Return the complete listing that follows, with each line reproduced exactly.

══ Available records ══

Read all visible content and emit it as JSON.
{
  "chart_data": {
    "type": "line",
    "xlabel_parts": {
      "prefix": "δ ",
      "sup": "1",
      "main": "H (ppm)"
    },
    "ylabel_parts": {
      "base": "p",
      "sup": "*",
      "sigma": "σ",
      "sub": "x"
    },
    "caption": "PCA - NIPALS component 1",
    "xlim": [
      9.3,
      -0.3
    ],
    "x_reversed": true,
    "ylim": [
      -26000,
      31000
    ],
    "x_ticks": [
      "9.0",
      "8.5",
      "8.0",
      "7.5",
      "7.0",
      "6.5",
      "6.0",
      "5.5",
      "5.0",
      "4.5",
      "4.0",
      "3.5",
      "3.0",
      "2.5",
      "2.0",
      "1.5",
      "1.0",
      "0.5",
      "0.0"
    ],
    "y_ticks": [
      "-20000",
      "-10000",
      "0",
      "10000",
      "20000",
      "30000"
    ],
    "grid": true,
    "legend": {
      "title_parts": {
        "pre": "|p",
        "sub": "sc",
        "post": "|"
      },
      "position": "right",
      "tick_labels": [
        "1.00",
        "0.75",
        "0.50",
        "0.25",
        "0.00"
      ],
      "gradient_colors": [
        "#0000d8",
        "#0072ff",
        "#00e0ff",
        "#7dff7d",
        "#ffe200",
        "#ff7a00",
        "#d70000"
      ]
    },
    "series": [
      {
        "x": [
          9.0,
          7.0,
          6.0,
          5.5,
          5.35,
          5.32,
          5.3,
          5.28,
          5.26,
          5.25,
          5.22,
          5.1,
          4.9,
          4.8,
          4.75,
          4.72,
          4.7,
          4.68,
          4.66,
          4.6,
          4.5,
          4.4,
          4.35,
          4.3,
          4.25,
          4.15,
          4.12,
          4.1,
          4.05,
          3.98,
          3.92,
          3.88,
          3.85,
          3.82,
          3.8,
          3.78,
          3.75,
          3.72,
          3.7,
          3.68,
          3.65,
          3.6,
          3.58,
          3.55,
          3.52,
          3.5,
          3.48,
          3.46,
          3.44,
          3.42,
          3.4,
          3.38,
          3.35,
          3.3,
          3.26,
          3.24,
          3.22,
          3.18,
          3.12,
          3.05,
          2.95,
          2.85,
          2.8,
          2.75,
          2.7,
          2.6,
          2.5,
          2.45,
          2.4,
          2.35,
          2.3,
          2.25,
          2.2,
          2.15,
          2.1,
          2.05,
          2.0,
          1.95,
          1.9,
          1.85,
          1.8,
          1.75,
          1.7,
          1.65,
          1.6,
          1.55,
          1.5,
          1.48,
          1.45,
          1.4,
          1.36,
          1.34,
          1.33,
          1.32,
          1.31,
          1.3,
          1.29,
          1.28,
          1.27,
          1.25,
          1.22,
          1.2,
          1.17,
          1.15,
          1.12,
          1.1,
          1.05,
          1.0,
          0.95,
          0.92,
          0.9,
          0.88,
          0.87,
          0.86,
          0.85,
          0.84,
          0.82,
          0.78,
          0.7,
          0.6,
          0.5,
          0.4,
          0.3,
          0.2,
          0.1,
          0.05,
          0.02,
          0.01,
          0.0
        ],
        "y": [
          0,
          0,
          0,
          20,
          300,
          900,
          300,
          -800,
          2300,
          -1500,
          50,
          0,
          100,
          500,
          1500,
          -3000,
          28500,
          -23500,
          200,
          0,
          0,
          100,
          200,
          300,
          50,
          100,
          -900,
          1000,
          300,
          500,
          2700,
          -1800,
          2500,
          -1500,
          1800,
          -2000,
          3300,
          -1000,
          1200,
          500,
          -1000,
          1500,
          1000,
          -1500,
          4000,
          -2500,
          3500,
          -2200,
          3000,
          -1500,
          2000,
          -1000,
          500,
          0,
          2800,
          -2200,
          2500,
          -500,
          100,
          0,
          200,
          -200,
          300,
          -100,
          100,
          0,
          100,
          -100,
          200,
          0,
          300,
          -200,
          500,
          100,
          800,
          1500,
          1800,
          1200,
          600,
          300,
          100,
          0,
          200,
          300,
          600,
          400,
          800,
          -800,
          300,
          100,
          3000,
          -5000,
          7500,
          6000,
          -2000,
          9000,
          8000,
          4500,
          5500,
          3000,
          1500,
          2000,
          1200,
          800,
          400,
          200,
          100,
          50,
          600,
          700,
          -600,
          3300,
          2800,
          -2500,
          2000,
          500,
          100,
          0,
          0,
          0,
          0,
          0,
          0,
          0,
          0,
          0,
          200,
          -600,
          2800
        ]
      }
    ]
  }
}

═══

• _Correct response_
Read all visible content and emit it as JSON.
{
  "chart_data": {
    "type": "line",
    "xlabel_parts": {
      "prefix": "δ ",
      "sup": "1",
      "main": "H (ppm)"
    },
    "ylabel_parts": {
      "base": "p",
      "sup": "*",
      "sigma": "σ",
      "sub": "x"
    },
    "caption": "PCA - NIPALS component 1",
    "xlim": [
      9.3,
      -0.3
    ],
    "x_reversed": true,
    "ylim": [
      -26000,
      31000
    ],
    "x_ticks": [
      "9.0",
      "8.5",
      "8.0",
      "7.5",
      "7.0",
      "6.5",
      "6.0",
      "5.5",
      "5.0",
      "4.5",
      "4.0",
      "3.5",
      "3.0",
      "2.5",
      "2.0",
      "1.5",
      "1.0",
      "0.5",
      "0.0"
    ],
    "y_ticks": [
      "-20000",
      "-10000",
      "0",
      "10000",
      "20000",
      "30000"
    ],
    "grid": true,
    "legend": {
      "title_parts": {
        "pre": "|p",
        "sub": "sc",
        "post": "|"
      },
      "position": "right",
      "tick_labels": [
        "1.00",
        "0.75",
        "0.50",
        "0.25",
        "0.00"
      ],
      "gradient_colors": [
        "#0000d8",
        "#0072ff",
        "#00e0ff",
        "#7dff7d",
        "#ffe200",
        "#ff7a00",
        "#d70000"
      ]
    },
    "series": [
      {
        "x": [
          9.0,
          7.0,
          6.0,
          5.5,
          5.35,
          5.32,
          5.3,
          5.28,
          5.26,
          5.25,
          5.22,
          5.1,
          4.9,
          4.8,
          4.75,
          4.72,
          4.7,
          4.68,
          4.66,
          4.6,
          4.5,
          4.4,
          4.35,
          4.3,
          4.25,
          4.15,
          4.12,
          4.1,
          4.05,
          3.98,
          3.92,
          3.88,
          3.85,
          3.82,
          3.8,
          3.78,
          3.75,
          3.72,
          3.7,
          3.68,
          3.65,
          3.6,
          3.58,
          3.55,
          3.52,
          3.5,
          3.48,
          3.46,
          3.44,
          3.42,
          3.4,
          3.38,
          3.35,
          3.3,
          3.26,
          3.24,
          3.22,
          3.18,
          3.12,
          3.05,
          2.95,
          2.85,
          2.8,
          2.75,
          2.7,
          2.6,
          2.5,
          2.45,
          2.4,
          2.35,
          2.3,
          2.25,
          2.2,
          2.15,
          2.1,
          2.05,
          2.0,
          1.95,
          1.9,
          1.85,
          1.8,
          1.75,
          1.7,
          1.65,
          1.6,
          1.55,
          1.5,
          1.48,
          1.45,
          1.4,
          1.36,
          1.34,
          1.33,
          1.32,
          1.31,
          1.3,
          1.29,
          1.28,
          1.27,
          1.25,
          1.22,
          1.2,
          1.17,
          1.15,
          1.12,
          1.1,
          1.05,
          1.0,
          0.95,
          0.92,
          0.9,
          0.88,
          0.87,
          0.86,
          0.85,
          0.84,
          0.82,
          0.78,
          0.7,
          0.6,
          0.5,
          0.4,
          0.3,
          0.2,
          0.1,
          0.05,
          0.02,
          0.01,
          0.0
        ],
        "y": [
          0,
          0,
          0,
          20,
          300,
          900,
          300,
          -800,
          2300,
          -1500,
          50,
          0,
          100,
          500,
          1500,
          -3000,
          28500,
          -23500,
          200,
          0,
          0,
          100,
          200,
          300,
          50,
          100,
          -900,
          1000,
          300,
          500,
          2700,
          -1800,
          2500,
          -1500,
          1800,
          -2000,
          3300,
          -1000,
          1200,
          500,
          -1000,
          1500,
          1000,
          -1500,
          4000,
          -2500,
          3500,
          -2200,
          3000,
          -1500,
          2000,
          -1000,
          500,
          0,
          2800,
          -2200,
          2500,
          -500,
          100,
          0,
          200,
          -200,
          300,
          -100,
          100,
          0,
          100,
          -100,
          200,
          0,
          300,
          -200,
          500,
          100,
          800,
          1500,
          1800,
          1200,
          600,
          300,
          100,
          0,
          200,
          300,
          600,
          400,
          800,
          -800,
          300,
          100,
          3000,
          -5000,
          7500,
          6000,
          -2000,
          9000,
          8000,
          4500,
          5500,
          3000,
          1500,
          2000,
          1200,
          800,
          400,
          200,
          100,
          50,
          600,
          700,
          -600,
          3300,
          2800,
          -2500,
          2000,
          500,
          100,
          0,
          0,
          0,
          0,
          0,
          0,
          0,
          0,
          0,
          200,
          -600,
          2800
        ]
      }
    ]
  }
}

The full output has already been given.